╭──

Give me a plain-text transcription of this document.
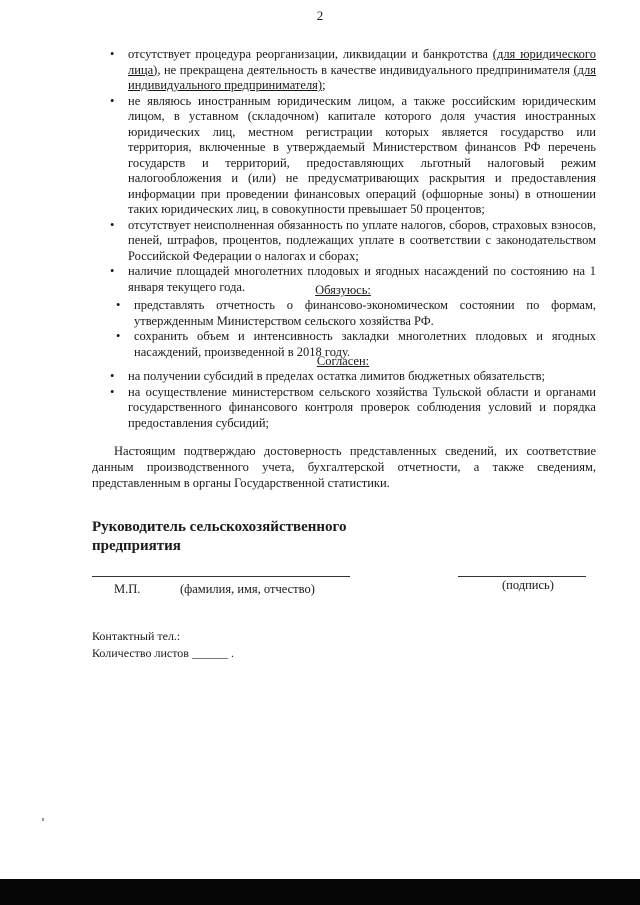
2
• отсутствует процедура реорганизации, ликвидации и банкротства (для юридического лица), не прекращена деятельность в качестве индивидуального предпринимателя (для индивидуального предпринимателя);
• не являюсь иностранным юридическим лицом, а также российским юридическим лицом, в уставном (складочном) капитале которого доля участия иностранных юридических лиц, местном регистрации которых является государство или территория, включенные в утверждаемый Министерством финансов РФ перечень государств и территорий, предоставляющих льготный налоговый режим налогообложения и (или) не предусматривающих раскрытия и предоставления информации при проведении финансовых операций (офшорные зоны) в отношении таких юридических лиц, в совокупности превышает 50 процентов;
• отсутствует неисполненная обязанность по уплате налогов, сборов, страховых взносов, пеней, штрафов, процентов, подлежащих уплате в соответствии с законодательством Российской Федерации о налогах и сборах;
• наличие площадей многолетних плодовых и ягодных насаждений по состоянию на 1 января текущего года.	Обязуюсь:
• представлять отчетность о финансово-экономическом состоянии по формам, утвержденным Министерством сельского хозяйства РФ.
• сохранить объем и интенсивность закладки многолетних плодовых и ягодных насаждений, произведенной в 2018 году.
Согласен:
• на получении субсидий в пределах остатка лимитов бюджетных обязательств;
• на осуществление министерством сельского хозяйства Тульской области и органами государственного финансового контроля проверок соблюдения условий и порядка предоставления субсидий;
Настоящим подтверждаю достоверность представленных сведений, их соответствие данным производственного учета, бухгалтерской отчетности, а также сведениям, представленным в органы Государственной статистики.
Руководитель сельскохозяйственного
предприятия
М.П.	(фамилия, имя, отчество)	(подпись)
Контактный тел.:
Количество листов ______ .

╰──

What needs to be done> Copy all lines from the material that contain "хозяйства".

Written reply>
• представлять отчетность о финансово-экономическом состоянии по формам, утвержденным Министерством сельского хозяйства РФ.
• на осуществление министерством сельского хозяйства Тульской области и органами государственного финансового контроля проверок соблюдения условий и порядка предоставления субсидий;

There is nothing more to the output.